━━ Material provided ━━

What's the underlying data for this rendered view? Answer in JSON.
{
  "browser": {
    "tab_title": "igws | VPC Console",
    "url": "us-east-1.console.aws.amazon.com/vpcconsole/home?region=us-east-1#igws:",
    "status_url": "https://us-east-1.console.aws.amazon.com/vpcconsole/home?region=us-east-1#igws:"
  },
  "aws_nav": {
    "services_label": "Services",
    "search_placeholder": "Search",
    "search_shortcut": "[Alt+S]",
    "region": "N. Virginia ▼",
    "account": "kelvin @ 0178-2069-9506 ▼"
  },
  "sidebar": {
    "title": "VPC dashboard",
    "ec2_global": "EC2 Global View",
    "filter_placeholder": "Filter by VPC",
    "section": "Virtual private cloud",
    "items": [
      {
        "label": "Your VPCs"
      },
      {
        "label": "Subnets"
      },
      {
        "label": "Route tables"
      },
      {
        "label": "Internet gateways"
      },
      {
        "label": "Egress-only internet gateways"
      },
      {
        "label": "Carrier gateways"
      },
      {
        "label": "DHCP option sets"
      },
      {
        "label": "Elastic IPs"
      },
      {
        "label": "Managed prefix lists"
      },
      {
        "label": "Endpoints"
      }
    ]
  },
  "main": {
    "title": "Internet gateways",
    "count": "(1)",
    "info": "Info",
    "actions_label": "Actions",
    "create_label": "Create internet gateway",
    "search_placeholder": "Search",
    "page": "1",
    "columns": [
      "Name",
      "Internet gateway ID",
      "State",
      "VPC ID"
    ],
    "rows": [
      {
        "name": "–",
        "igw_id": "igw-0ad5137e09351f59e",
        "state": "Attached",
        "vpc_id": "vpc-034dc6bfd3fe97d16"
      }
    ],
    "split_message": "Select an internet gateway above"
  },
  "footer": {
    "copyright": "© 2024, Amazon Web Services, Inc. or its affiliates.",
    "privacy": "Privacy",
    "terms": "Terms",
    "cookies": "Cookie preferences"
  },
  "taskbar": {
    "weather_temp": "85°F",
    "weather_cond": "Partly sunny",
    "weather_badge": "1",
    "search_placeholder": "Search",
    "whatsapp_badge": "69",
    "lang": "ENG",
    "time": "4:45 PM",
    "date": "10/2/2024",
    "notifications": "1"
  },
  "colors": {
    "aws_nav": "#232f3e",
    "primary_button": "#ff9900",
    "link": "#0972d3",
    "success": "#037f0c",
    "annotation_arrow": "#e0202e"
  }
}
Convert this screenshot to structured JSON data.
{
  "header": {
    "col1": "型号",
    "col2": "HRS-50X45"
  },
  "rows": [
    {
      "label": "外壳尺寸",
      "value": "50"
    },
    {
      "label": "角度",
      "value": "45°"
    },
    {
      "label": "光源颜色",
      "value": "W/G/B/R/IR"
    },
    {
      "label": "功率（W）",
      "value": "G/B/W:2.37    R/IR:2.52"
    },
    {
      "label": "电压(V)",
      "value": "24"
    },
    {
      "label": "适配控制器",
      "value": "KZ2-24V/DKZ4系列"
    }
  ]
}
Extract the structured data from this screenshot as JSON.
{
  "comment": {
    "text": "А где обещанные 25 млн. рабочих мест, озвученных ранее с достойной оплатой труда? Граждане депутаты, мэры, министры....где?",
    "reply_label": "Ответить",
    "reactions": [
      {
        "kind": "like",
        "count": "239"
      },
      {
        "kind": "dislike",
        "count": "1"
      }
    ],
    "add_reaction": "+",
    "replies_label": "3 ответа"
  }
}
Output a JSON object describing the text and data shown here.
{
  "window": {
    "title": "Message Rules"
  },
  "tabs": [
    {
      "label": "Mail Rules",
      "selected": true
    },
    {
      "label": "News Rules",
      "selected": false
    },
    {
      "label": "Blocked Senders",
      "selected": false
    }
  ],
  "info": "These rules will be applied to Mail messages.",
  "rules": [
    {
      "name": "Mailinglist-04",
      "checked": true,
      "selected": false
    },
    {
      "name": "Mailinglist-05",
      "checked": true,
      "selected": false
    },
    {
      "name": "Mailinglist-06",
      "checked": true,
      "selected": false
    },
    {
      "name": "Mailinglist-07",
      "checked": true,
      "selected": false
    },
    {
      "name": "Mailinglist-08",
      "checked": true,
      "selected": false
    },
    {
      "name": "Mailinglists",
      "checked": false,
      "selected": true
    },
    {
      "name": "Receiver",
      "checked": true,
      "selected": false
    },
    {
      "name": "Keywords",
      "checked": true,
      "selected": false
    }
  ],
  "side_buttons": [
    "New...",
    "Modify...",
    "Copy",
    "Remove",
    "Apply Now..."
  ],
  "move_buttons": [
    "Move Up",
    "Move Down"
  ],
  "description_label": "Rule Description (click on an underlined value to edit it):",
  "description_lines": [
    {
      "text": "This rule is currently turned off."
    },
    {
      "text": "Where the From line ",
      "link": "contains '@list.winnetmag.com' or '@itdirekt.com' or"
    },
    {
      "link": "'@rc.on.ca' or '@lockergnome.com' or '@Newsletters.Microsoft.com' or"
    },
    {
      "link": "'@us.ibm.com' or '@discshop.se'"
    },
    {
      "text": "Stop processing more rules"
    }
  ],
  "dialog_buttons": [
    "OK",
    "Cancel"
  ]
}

━━━

**Required work**.
Your task is to repeat the data exactly, with nothing left out.

**Solution to this exercise**.
What's the underlying data for this rendered view? Answer in JSON.
{
  "browser": {
    "tab_title": "igws | VPC Console",
    "url": "us-east-1.console.aws.amazon.com/vpcconsole/home?region=us-east-1#igws:",
    "status_url": "https://us-east-1.console.aws.amazon.com/vpcconsole/home?region=us-east-1#igws:"
  },
  "aws_nav": {
    "services_label": "Services",
    "search_placeholder": "Search",
    "search_shortcut": "[Alt+S]",
    "region": "N. Virginia ▼",
    "account": "kelvin @ 0178-2069-9506 ▼"
  },
  "sidebar": {
    "title": "VPC dashboard",
    "ec2_global": "EC2 Global View",
    "filter_placeholder": "Filter by VPC",
    "section": "Virtual private cloud",
    "items": [
      {
        "label": "Your VPCs"
      },
      {
        "label": "Subnets"
      },
      {
        "label": "Route tables"
      },
      {
        "label": "Internet gateways"
      },
      {
        "label": "Egress-only internet gateways"
      },
      {
        "label": "Carrier gateways"
      },
      {
        "label": "DHCP option sets"
      },
      {
        "label": "Elastic IPs"
      },
      {
        "label": "Managed prefix lists"
      },
      {
        "label": "Endpoints"
      }
    ]
  },
  "main": {
    "title": "Internet gateways",
    "count": "(1)",
    "info": "Info",
    "actions_label": "Actions",
    "create_label": "Create internet gateway",
    "search_placeholder": "Search",
    "page": "1",
    "columns": [
      "Name",
      "Internet gateway ID",
      "State",
      "VPC ID"
    ],
    "rows": [
      {
        "name": "–",
        "igw_id": "igw-0ad5137e09351f59e",
        "state": "Attached",
        "vpc_id": "vpc-034dc6bfd3fe97d16"
      }
    ],
    "split_message": "Select an internet gateway above"
  },
  "footer": {
    "copyright": "© 2024, Amazon Web Services, Inc. or its affiliates.",
    "privacy": "Privacy",
    "terms": "Terms",
    "cookies": "Cookie preferences"
  },
  "taskbar": {
    "weather_temp": "85°F",
    "weather_cond": "Partly sunny",
    "weather_badge": "1",
    "search_placeholder": "Search",
    "whatsapp_badge": "69",
    "lang": "ENG",
    "time": "4:45 PM",
    "date": "10/2/2024",
    "notifications": "1"
  },
  "colors": {
    "aws_nav": "#232f3e",
    "primary_button": "#ff9900",
    "link": "#0972d3",
    "success": "#037f0c",
    "annotation_arrow": "#e0202e"
  }
}
Convert this screenshot to structured JSON data.
{
  "header": {
    "col1": "型号",
    "col2": "HRS-50X45"
  },
  "rows": [
    {
      "label": "外壳尺寸",
      "value": "50"
    },
    {
      "label": "角度",
      "value": "45°"
    },
    {
      "label": "光源颜色",
      "value": "W/G/B/R/IR"
    },
    {
      "label": "功率（W）",
      "value": "G/B/W:2.37    R/IR:2.52"
    },
    {
      "label": "电压(V)",
      "value": "24"
    },
    {
      "label": "适配控制器",
      "value": "KZ2-24V/DKZ4系列"
    }
  ]
}
Extract the structured data from this screenshot as JSON.
{
  "comment": {
    "text": "А где обещанные 25 млн. рабочих мест, озвученных ранее с достойной оплатой труда? Граждане депутаты, мэры, министры....где?",
    "reply_label": "Ответить",
    "reactions": [
      {
        "kind": "like",
        "count": "239"
      },
      {
        "kind": "dislike",
        "count": "1"
      }
    ],
    "add_reaction": "+",
    "replies_label": "3 ответа"
  }
}
Output a JSON object describing the text and data shown here.
{
  "window": {
    "title": "Message Rules"
  },
  "tabs": [
    {
      "label": "Mail Rules",
      "selected": true
    },
    {
      "label": "News Rules",
      "selected": false
    },
    {
      "label": "Blocked Senders",
      "selected": false
    }
  ],
  "info": "These rules will be applied to Mail messages.",
  "rules": [
    {
      "name": "Mailinglist-04",
      "checked": true,
      "selected": false
    },
    {
      "name": "Mailinglist-05",
      "checked": true,
      "selected": false
    },
    {
      "name": "Mailinglist-06",
      "checked": true,
      "selected": false
    },
    {
      "name": "Mailinglist-07",
      "checked": true,
      "selected": false
    },
    {
      "name": "Mailinglist-08",
      "checked": true,
      "selected": false
    },
    {
      "name": "Mailinglists",
      "checked": false,
      "selected": true
    },
    {
      "name": "Receiver",
      "checked": true,
      "selected": false
    },
    {
      "name": "Keywords",
      "checked": true,
      "selected": false
    }
  ],
  "side_buttons": [
    "New...",
    "Modify...",
    "Copy",
    "Remove",
    "Apply Now..."
  ],
  "move_buttons": [
    "Move Up",
    "Move Down"
  ],
  "description_label": "Rule Description (click on an underlined value to edit it):",
  "description_lines": [
    {
      "text": "This rule is currently turned off."
    },
    {
      "text": "Where the From line ",
      "link": "contains '@list.winnetmag.com' or '@itdirekt.com' or"
    },
    {
      "link": "'@rc.on.ca' or '@lockergnome.com' or '@Newsletters.Microsoft.com' or"
    },
    {
      "link": "'@us.ibm.com' or '@discshop.se'"
    },
    {
      "text": "Stop processing more rules"
    }
  ],
  "dialog_buttons": [
    "OK",
    "Cancel"
  ]
}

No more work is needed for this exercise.